EXTRAIT DE PAGE:
........

3°) Téléchargement et installation de la combo update de l'OS
et ce quelque soit les mises à jour déjà faites

Cela permet de consolider l'OS et de corriger une erreur éventuelle non corrigée par une mise à jour précédente ou apparue depuis
regroupe en un seul fichier toutes les mises à jour
http://www.apple.com/fr/support/downloads/

Cordialement


----------



## dakar (1 Avril 2009)

Bonjour, Pierre22 ; je vous écris pour vous demander, SVP,  de m'indiquer COMMENT vous faites pour arriver sur une page en français sur le Support Apple... !! ? et surtout, pour en trouver une selon votre besoin. 
Par exemple, pourriez-vous, pour que j'apprenne à le faire,  me donner le processus que vous avez suivi pour arriver sur cette page d'explications que vous indiquez ?  il y a toujours des mots clés et des numéros qui ne correspondent pas manifestement à quelque chose... et on s'y perd si on n'y est pas initié !!
je vous avoue que je n'arrive jamais à trouver , en étant sur le  Support d'Apple, ce genre de page... j'aimerais bien que l'on m'explique la marche à suivre pour trouver de l'aide sur le Support, en cas de nécessité. Je ne suis pas assez malin pour y arriver seul !!!
merci...


----------



## pierre22 (1 Avril 2009)

Bonjour,

Il faut aller sur le site apple, puis dans support, saisir dans le champs un mot pour la recherche, il y a un drapeau pour choisir le pays, si ce n'est pas directement en Français
Ensuite une foule de titre apparaissent, il faut fouiller.
Les mots clés, je suppose que c'est un ordre interne à Apple
Si cela peut vous rassurer, ce n'est pas une question de malice, j'ai trouvé la plupart de ces pages sur google en tapant : support apple (= description du problème) c'est plus rapide:love:
ou parce qu'en cherchant d e l'aide sur mac Gé des utilisateurs m'on envoyé directement le lien, comme je le fais, comme vous le ferez sans doute.

........

ENTRÉES EXTRAITES:

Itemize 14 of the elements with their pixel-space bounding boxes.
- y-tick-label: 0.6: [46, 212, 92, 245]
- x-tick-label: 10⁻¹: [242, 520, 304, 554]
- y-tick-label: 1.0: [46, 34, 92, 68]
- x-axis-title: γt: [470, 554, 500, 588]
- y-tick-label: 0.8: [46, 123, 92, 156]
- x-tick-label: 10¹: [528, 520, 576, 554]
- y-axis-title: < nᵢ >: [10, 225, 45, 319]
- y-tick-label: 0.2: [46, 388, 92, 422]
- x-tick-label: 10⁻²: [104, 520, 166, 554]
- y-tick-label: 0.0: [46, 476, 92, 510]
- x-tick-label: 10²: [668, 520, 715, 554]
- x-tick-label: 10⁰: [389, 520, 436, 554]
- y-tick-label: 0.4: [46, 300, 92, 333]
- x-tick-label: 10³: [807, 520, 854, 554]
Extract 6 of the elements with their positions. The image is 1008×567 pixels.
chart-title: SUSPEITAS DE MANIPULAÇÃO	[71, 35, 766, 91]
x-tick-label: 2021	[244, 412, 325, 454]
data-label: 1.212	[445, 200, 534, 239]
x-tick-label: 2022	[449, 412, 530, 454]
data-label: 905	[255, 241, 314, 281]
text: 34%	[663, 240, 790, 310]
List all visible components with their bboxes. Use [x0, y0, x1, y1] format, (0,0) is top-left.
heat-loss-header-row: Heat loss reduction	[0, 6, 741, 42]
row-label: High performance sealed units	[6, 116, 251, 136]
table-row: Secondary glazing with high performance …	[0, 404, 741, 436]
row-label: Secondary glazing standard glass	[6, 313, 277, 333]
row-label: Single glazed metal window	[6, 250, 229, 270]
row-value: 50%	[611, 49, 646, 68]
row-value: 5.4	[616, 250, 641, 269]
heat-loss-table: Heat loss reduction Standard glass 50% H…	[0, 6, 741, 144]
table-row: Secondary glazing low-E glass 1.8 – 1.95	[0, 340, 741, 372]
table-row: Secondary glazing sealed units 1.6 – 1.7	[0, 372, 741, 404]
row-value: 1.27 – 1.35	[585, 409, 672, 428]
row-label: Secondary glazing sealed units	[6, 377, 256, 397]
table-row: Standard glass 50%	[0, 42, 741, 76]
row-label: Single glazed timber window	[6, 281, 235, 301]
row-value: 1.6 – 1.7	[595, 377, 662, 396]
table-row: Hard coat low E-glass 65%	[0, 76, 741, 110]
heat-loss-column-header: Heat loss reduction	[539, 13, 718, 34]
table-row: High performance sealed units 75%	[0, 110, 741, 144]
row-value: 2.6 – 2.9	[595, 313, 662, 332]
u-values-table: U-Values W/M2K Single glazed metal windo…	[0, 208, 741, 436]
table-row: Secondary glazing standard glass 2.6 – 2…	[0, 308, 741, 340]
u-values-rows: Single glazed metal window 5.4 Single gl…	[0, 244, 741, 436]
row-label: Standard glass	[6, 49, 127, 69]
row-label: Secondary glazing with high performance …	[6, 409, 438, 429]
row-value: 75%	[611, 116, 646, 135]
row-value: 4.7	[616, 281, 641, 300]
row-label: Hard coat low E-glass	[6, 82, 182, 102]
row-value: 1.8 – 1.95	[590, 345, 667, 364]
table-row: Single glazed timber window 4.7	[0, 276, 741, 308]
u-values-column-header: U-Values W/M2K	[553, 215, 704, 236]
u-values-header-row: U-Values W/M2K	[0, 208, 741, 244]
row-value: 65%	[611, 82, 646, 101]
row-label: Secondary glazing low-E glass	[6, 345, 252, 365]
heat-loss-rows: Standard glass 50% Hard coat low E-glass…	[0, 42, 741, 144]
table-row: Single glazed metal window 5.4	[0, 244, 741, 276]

........

EXERCICES:
a. Citez l'extrait de forum sur le support Apple en commençant par « Cela permet de » et en poursuivant jusqu'à « dakar (1 Avril 2009) ».
b. D'après l'extrait de forum sur le support Apple, que regroupe la combo update de l'OS en un seul fichier ?
c. Poursuivez l'extrait de forum sur le support Apple à partir de l'endroit où il s'arrête.
Les entrées forment un matériau distinct de l'extrait de forum sur le support Apple.

RÉPONSES PAR EXERCICE:
a.
Cela permet de consolider l'OS et de corriger une erreur éventuelle non corrigée par une mise à jour précédente ou apparue depuis
regroupe en un seul fichier toutes les mises à jour
http://www.apple.com/fr/support/downloads/

Cordialement


----------



## dakar (1 Avril 2009)

b. Toutes les mises à jour.

c.
Cordialement


----------



## g0ldstein (1 Avril 2009)

merci j'essaie tout ce que vous avez dit et je vous reviens la dessus d'ici quelques jours  Merci!


----------



## dakar (1 Avril 2009)

merci bien, Pierre22, donc je passerai par Google, je n'y aurais jamais pensé !! sur le Support, je n'arrive jamais à  trouver ce qui me tracasse..
je voulais dire à celui qui a un souci de démarrage, que moi aussi j'ai un Imac G5 de juste avant les Intel, donc depuis trois ans  ; j'ai eu au bout de 6 mois une fichue panne, il ne reconnaissait plus rien et ne voulait plus faire quoi que ce soit !  et il a fallu  changer la carte mère... depuis, c'est nickel.


----------



## pierre22 (3 Avril 2009)

Oui, cela peut toujours arriver, mais l'échec de toutes les procédures ci dessus citées permet de parvenir à cette hypothèse.


----------



## g0ldstein (7 Avril 2009)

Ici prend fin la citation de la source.